- **To be done**: Set the lines of the entries below, from the line containing "close-miniprogram-button[interactable] [800,19,902,95]" up to and including the line containing "away-logo-text: YANC [702,532,727,541]", into a Markdown table with the columns "Row" and "Line", numbering each row and omitting any blank lines.
Begin Provided records
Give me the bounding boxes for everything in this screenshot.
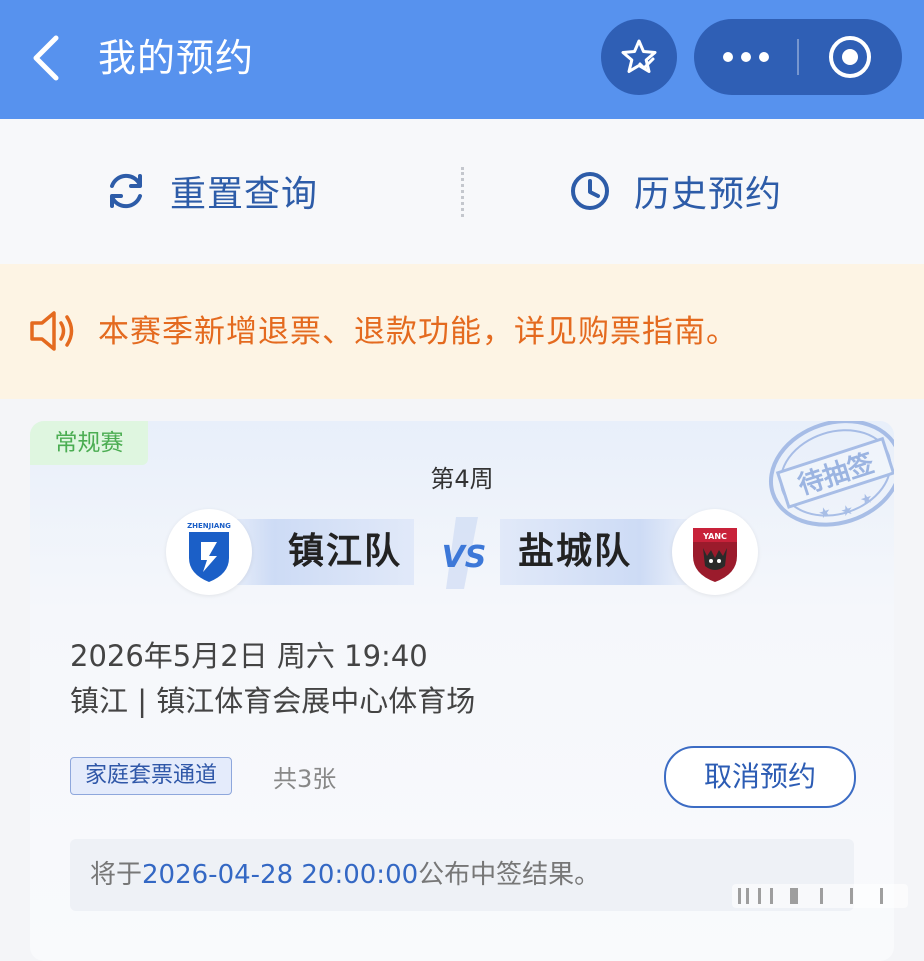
close-miniprogram-button[interactable] [800,19,902,95]
back-button[interactable] [28,30,78,86]
refresh-icon [110,173,142,209]
action-divider [461,167,464,217]
more-dots-icon [723,52,769,62]
reset-query-label: 重置查询 [170,174,319,215]
vs-icon: VS [442,517,487,589]
result-prefix: 将于 [90,860,143,890]
result-suffix: 公布中签结果。 [418,860,601,890]
capsule-divider [797,39,799,75]
watermark-logo [732,884,908,908]
result-time: 2026-04-28 20:00:00 [142,860,419,890]
history-booking-label: 历史预约 [634,174,783,215]
home-shield-icon: ZHENJIANG [187,522,231,582]
back-arrow-icon [33,35,59,81]
clock-icon [571,172,609,210]
favorite-button[interactable] [601,19,677,95]
action-bar: 重置查询 历史预约 [0,119,924,264]
away-team-logo: YANC [672,509,758,595]
matchup-row: ZHENJIANG 镇江队 VS 盐城队 YANC [30,509,894,601]
reset-query-button[interactable]: 重置查询 [104,159,318,223]
vs-text: VS [442,540,487,575]
channel-tag: 家庭套票通道 [70,757,233,795]
star-check-icon [621,39,657,73]
top-nav-bar: 我的预约 [0,0,924,119]
history-booking-button[interactable]: 历史预约 [568,159,782,223]
away-shield-icon: YANC [693,528,737,582]
away-logo-text: YANC [702,532,727,541]
away-team-name: 盐城队 [518,531,633,572]
home-logo-text: ZHENJIANG [187,522,231,530]
match-venue: 镇江 | 镇江体育会展中心体育场 [70,684,476,718]
round-label: 第4周 [430,465,494,493]
more-button[interactable] [694,19,796,95]
notice-banner: 本赛季新增退票、退款功能，详见购票指南。 [0,264,924,399]
page-title: 我的预约 [98,36,255,80]
match-datetime: 2026年5月2日 周六 19:40 [70,639,428,673]
ticket-count: 共3张 [273,765,337,793]
target-circle-icon [829,36,871,78]
speaker-icon [30,311,74,351]
notice-text: 本赛季新增退票、退款功能，详见购票指南。 [98,314,738,350]
home-team-name: 镇江队 [288,531,403,572]
cancel-reservation-button[interactable]: 取消预约 [664,746,856,808]
home-team-logo: ZHENJIANG [166,509,252,595]
miniprogram-capsule [694,19,902,95]
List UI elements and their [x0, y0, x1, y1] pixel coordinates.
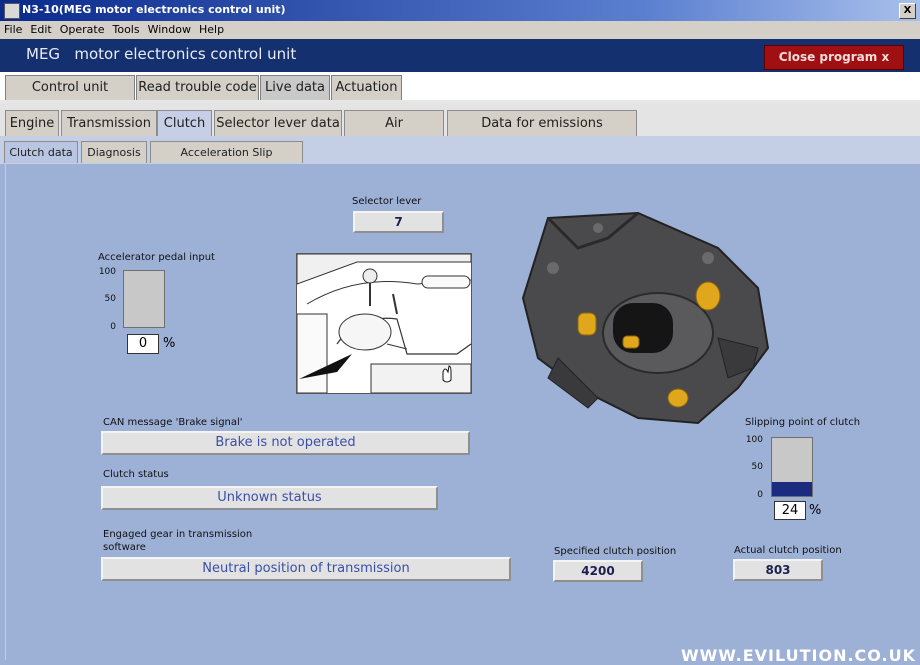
End Provided records
- **Result for this exercise**:
| Row | Line |
|---|---|
| 1 | close-miniprogram-button[interactable] [800,19,902,95] |
| 2 | back-button[interactable] [28,30,78,86] |
| 3 | refresh-icon [110,173,142,209] |
| 4 | action-divider [461,167,464,217] |
| 5 | more-dots-icon [723,52,769,62] |
| 6 | reset-query-label: 重置查询 [170,174,319,215] |
| 7 | vs-icon: VS [442,517,487,589] |
| 8 | result-prefix: 将于 [90,860,143,890] |
| 9 | result-suffix: 公布中签结果。 [418,860,601,890] |
| 10 | capsule-divider [797,39,799,75] |
| 11 | watermark-logo [732,884,908,908] |
| 12 | result-time: 2026-04-28 20:00:00 [142,860,419,890] |
| 13 | history-booking-label: 历史预约 [634,174,783,215] |
| 14 | home-shield-icon: ZHENJIANG [187,522,231,582] |
| 15 | back-arrow-icon [33,35,59,81] |
| 16 | clock-icon [571,172,609,210] |
| 17 | favorite-button[interactable] [601,19,677,95] |
| 18 | action-bar: 重置查询 历史预约 [0,119,924,264] |
| 19 | away-team-logo: YANC [672,509,758,595] |
| 20 | matchup-row: ZHENJIANG 镇江队 VS 盐城队 YANC [30,509,894,601] |
| 21 | reset-query-button[interactable]: 重置查询 [104,159,318,223] |
| 22 | vs-text: VS [442,540,487,575] |
| 23 | channel-tag: 家庭套票通道 [70,757,233,795] |
| 24 | star-check-icon [621,39,657,73] |
| 25 | top-nav-bar: 我的预约 [0,0,924,119] |
| 26 | history-booking-button[interactable]: 历史预约 [568,159,782,223] |
| 27 | away-shield-icon: YANC [693,528,737,582] |
| 28 | away-logo-text: YANC [702,532,727,541] |